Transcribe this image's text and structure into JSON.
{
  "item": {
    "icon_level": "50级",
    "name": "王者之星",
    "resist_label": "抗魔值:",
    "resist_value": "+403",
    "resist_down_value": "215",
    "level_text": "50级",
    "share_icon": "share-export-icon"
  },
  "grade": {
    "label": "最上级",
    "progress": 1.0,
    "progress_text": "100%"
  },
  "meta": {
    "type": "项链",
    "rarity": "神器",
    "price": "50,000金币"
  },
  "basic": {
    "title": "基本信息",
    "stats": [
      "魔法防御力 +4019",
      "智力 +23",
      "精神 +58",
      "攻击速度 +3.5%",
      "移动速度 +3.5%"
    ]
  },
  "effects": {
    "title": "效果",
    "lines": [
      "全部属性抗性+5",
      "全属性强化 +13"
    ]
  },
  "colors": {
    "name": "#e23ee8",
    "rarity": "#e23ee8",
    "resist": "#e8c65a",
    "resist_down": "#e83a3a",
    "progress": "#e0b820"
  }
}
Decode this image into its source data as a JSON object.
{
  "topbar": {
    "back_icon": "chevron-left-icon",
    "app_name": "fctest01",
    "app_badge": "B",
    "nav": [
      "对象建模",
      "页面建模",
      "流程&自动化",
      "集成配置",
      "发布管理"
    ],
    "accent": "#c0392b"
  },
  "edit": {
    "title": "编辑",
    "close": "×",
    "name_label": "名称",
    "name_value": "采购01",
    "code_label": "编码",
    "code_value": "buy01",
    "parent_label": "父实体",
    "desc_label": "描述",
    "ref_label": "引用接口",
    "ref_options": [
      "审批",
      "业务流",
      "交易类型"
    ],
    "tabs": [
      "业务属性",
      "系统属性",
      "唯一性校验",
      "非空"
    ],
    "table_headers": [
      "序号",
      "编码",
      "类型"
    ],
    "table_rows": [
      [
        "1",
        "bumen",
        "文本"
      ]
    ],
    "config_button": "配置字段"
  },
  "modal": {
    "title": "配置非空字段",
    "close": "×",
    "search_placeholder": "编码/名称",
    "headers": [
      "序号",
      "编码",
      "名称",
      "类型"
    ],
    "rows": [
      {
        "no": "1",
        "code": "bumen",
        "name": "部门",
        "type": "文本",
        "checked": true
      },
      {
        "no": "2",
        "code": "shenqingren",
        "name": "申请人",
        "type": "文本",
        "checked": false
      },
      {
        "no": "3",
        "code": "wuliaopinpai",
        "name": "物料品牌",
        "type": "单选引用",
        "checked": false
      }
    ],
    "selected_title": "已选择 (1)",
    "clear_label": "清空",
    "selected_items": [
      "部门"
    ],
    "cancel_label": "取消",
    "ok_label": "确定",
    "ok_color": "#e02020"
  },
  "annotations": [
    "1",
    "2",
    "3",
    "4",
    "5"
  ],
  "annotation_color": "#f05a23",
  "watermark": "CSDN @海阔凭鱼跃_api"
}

-- WHAT YOU NEED TO DO --
Each line in the listing above either holds the string "image" or does not; state how many do, giving the number only.

-- THE SOLUTION --
2